*** Given data Section Begins ***
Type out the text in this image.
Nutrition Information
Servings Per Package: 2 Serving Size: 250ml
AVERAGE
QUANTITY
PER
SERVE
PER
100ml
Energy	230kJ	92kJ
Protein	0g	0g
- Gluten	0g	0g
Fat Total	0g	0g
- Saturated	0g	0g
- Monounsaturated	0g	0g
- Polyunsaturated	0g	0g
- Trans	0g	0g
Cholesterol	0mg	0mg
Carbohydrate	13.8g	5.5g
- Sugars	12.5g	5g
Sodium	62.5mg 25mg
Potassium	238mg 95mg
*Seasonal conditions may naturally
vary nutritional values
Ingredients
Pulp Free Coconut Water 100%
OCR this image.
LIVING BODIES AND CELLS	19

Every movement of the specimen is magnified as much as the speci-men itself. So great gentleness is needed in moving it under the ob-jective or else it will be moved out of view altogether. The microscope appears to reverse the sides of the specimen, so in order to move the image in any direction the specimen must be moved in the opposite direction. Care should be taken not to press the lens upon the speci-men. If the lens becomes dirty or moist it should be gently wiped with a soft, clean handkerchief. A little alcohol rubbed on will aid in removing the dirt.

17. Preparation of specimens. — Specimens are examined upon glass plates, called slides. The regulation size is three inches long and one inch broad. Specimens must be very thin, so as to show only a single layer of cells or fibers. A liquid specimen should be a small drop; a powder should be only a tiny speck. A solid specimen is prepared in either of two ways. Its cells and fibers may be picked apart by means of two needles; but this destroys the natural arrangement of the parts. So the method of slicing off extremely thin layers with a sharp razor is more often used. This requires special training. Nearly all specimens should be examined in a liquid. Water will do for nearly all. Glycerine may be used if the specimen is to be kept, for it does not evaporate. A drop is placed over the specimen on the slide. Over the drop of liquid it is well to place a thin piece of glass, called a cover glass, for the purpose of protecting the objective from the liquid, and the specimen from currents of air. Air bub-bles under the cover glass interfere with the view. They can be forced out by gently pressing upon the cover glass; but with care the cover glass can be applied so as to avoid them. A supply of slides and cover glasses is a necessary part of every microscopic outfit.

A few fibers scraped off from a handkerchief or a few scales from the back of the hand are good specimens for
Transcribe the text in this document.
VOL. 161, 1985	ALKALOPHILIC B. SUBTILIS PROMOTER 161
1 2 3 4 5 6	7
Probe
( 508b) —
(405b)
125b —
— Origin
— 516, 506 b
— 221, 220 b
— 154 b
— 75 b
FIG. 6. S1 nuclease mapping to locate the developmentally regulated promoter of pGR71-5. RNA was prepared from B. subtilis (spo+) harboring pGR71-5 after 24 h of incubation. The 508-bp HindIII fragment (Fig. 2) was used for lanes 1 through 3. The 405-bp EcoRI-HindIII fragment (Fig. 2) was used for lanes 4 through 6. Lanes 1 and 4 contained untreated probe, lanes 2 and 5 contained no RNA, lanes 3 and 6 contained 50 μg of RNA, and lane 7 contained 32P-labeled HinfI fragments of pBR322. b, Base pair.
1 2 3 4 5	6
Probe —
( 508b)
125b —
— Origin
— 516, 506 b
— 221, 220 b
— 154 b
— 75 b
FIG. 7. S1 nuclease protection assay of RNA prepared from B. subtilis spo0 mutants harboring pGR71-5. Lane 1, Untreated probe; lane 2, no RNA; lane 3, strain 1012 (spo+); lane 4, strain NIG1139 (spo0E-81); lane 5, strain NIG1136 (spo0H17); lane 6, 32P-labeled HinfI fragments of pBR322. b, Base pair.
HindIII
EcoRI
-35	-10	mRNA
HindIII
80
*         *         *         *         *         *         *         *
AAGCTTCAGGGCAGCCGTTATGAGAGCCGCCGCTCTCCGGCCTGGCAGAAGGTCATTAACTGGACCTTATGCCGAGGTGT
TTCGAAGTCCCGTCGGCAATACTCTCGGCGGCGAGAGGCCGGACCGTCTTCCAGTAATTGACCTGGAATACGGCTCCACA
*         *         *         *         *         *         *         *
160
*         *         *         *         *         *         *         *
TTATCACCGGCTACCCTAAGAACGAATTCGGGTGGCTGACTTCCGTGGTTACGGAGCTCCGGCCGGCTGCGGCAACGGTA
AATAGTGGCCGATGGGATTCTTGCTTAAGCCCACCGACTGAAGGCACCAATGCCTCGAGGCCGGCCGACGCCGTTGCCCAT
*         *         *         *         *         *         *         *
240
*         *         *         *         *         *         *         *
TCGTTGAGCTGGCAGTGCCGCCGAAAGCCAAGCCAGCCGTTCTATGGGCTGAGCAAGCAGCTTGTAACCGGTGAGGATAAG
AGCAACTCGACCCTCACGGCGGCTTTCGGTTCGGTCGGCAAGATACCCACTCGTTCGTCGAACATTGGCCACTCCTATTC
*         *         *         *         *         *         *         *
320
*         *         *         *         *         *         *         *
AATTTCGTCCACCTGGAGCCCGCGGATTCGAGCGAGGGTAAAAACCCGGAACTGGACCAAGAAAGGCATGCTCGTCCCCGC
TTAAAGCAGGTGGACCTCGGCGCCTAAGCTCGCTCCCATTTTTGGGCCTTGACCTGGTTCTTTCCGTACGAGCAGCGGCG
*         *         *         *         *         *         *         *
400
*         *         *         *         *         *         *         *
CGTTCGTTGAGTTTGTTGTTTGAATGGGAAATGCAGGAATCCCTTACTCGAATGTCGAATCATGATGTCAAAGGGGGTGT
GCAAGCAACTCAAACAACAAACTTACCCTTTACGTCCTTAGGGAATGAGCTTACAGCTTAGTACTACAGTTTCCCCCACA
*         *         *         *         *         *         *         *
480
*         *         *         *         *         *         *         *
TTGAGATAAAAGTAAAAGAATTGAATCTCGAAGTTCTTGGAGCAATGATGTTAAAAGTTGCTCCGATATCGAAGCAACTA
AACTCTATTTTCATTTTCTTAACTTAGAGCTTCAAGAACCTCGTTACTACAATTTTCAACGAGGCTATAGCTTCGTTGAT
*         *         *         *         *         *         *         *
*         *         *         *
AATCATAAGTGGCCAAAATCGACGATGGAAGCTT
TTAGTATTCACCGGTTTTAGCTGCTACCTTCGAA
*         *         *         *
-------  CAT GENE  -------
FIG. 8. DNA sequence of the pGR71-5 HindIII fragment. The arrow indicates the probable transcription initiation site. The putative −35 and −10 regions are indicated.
*** Given data Section Ends ***
Instructions for the task =>
Transcribe the data exactly.

Task response =>
Type out the text in this image.
Nutrition Information
Servings Per Package: 2 Serving Size: 250ml
AVERAGE
QUANTITY
PER
SERVE
PER
100ml
Energy	230kJ	92kJ
Protein	0g	0g
- Gluten	0g	0g
Fat Total	0g	0g
- Saturated	0g	0g
- Monounsaturated	0g	0g
- Polyunsaturated	0g	0g
- Trans	0g	0g
Cholesterol	0mg	0mg
Carbohydrate	13.8g	5.5g
- Sugars	12.5g	5g
Sodium	62.5mg 25mg
Potassium	238mg 95mg
*Seasonal conditions may naturally
vary nutritional values
Ingredients
Pulp Free Coconut Water 100%
OCR this image.
LIVING BODIES AND CELLS	19

Every movement of the specimen is magnified as much as the speci-men itself. So great gentleness is needed in moving it under the ob-jective or else it will be moved out of view altogether. The microscope appears to reverse the sides of the specimen, so in order to move the image in any direction the specimen must be moved in the opposite direction. Care should be taken not to press the lens upon the speci-men. If the lens becomes dirty or moist it should be gently wiped with a soft, clean handkerchief. A little alcohol rubbed on will aid in removing the dirt.

17. Preparation of specimens. — Specimens are examined upon glass plates, called slides. The regulation size is three inches long and one inch broad. Specimens must be very thin, so as to show only a single layer of cells or fibers. A liquid specimen should be a small drop; a powder should be only a tiny speck. A solid specimen is prepared in either of two ways. Its cells and fibers may be picked apart by means of two needles; but this destroys the natural arrangement of the parts. So the method of slicing off extremely thin layers with a sharp razor is more often used. This requires special training. Nearly all specimens should be examined in a liquid. Water will do for nearly all. Glycerine may be used if the specimen is to be kept, for it does not evaporate. A drop is placed over the specimen on the slide. Over the drop of liquid it is well to place a thin piece of glass, called a cover glass, for the purpose of protecting the objective from the liquid, and the specimen from currents of air. Air bub-bles under the cover glass interfere with the view. They can be forced out by gently pressing upon the cover glass; but with care the cover glass can be applied so as to avoid them. A supply of slides and cover glasses is a necessary part of every microscopic outfit.

A few fibers scraped off from a handkerchief or a few scales from the back of the hand are good specimens for
Transcribe the text in this document.
VOL. 161, 1985	ALKALOPHILIC B. SUBTILIS PROMOTER 161
1 2 3 4 5 6	7
Probe
( 508b) —
(405b)
125b —
— Origin
— 516, 506 b
— 221, 220 b
— 154 b
— 75 b
FIG. 6. S1 nuclease mapping to locate the developmentally regulated promoter of pGR71-5. RNA was prepared from B. subtilis (spo+) harboring pGR71-5 after 24 h of incubation. The 508-bp HindIII fragment (Fig. 2) was used for lanes 1 through 3. The 405-bp EcoRI-HindIII fragment (Fig. 2) was used for lanes 4 through 6. Lanes 1 and 4 contained untreated probe, lanes 2 and 5 contained no RNA, lanes 3 and 6 contained 50 μg of RNA, and lane 7 contained 32P-labeled HinfI fragments of pBR322. b, Base pair.
1 2 3 4 5	6
Probe —
( 508b)
125b —
— Origin
— 516, 506 b
— 221, 220 b
— 154 b
— 75 b
FIG. 7. S1 nuclease protection assay of RNA prepared from B. subtilis spo0 mutants harboring pGR71-5. Lane 1, Untreated probe; lane 2, no RNA; lane 3, strain 1012 (spo+); lane 4, strain NIG1139 (spo0E-81); lane 5, strain NIG1136 (spo0H17); lane 6, 32P-labeled HinfI fragments of pBR322. b, Base pair.
HindIII
EcoRI
-35	-10	mRNA
HindIII
80
*         *         *         *         *         *         *         *
AAGCTTCAGGGCAGCCGTTATGAGAGCCGCCGCTCTCCGGCCTGGCAGAAGGTCATTAACTGGACCTTATGCCGAGGTGT
TTCGAAGTCCCGTCGGCAATACTCTCGGCGGCGAGAGGCCGGACCGTCTTCCAGTAATTGACCTGGAATACGGCTCCACA
*         *         *         *         *         *         *         *
160
*         *         *         *         *         *         *         *
TTATCACCGGCTACCCTAAGAACGAATTCGGGTGGCTGACTTCCGTGGTTACGGAGCTCCGGCCGGCTGCGGCAACGGTA
AATAGTGGCCGATGGGATTCTTGCTTAAGCCCACCGACTGAAGGCACCAATGCCTCGAGGCCGGCCGACGCCGTTGCCCAT
*         *         *         *         *         *         *         *
240
*         *         *         *         *         *         *         *
TCGTTGAGCTGGCAGTGCCGCCGAAAGCCAAGCCAGCCGTTCTATGGGCTGAGCAAGCAGCTTGTAACCGGTGAGGATAAG
AGCAACTCGACCCTCACGGCGGCTTTCGGTTCGGTCGGCAAGATACCCACTCGTTCGTCGAACATTGGCCACTCCTATTC
*         *         *         *         *         *         *         *
320
*         *         *         *         *         *         *         *
AATTTCGTCCACCTGGAGCCCGCGGATTCGAGCGAGGGTAAAAACCCGGAACTGGACCAAGAAAGGCATGCTCGTCCCCGC
TTAAAGCAGGTGGACCTCGGCGCCTAAGCTCGCTCCCATTTTTGGGCCTTGACCTGGTTCTTTCCGTACGAGCAGCGGCG
*         *         *         *         *         *         *         *
400
*         *         *         *         *         *         *         *
CGTTCGTTGAGTTTGTTGTTTGAATGGGAAATGCAGGAATCCCTTACTCGAATGTCGAATCATGATGTCAAAGGGGGTGT
GCAAGCAACTCAAACAACAAACTTACCCTTTACGTCCTTAGGGAATGAGCTTACAGCTTAGTACTACAGTTTCCCCCACA
*         *         *         *         *         *         *         *
480
*         *         *         *         *         *         *         *
TTGAGATAAAAGTAAAAGAATTGAATCTCGAAGTTCTTGGAGCAATGATGTTAAAAGTTGCTCCGATATCGAAGCAACTA
AACTCTATTTTCATTTTCTTAACTTAGAGCTTCAAGAACCTCGTTACTACAATTTTCAACGAGGCTATAGCTTCGTTGAT
*         *         *         *         *         *         *         *
*         *         *         *
AATCATAAGTGGCCAAAATCGACGATGGAAGCTT
TTAGTATTCACCGGTTTTAGCTGCTACCTTCGAA
*         *         *         *
-------  CAT GENE  -------
FIG. 8. DNA sequence of the pGR71-5 HindIII fragment. The arrow indicates the probable transcription initiation site. The putative −35 and −10 regions are indicated.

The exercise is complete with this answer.